SET TASK.
Go through the listing and pick out each line with the word "color" in it.

++++ THE RECORDS

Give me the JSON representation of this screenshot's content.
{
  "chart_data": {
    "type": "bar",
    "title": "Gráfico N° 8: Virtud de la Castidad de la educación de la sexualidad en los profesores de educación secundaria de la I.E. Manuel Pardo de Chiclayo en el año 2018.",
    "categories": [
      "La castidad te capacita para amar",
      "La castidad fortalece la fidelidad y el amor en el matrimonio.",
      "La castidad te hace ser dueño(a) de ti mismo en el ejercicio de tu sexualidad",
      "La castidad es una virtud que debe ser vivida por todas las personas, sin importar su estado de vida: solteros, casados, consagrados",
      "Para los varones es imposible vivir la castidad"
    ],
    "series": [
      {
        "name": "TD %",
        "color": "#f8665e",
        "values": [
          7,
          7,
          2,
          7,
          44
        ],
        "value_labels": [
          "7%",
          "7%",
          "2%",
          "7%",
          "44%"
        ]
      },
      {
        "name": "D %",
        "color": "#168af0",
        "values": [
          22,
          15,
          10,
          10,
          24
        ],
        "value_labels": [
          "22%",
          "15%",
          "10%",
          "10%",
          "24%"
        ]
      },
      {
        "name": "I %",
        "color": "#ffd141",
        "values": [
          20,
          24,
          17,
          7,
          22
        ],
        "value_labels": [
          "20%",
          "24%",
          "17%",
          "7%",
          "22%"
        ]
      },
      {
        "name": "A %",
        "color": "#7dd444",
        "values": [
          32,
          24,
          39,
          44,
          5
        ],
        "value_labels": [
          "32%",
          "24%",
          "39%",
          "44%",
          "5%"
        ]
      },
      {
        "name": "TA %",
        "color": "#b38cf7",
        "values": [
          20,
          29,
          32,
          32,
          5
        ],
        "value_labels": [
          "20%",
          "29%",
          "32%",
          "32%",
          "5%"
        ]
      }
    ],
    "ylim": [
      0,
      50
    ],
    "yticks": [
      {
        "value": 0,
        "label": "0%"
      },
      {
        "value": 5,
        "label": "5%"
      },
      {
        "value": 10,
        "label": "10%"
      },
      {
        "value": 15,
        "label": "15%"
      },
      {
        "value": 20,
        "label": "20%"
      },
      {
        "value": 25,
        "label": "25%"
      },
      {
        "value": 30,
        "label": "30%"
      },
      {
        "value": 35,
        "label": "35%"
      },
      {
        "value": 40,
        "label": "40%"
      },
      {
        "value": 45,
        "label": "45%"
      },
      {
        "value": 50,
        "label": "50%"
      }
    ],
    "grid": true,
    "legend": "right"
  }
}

++++++++

TASK SOLUTION.
        "color": "#f8665e",
        "color": "#168af0",
        "color": "#ffd141",
        "color": "#7dd444",
        "color": "#b38cf7",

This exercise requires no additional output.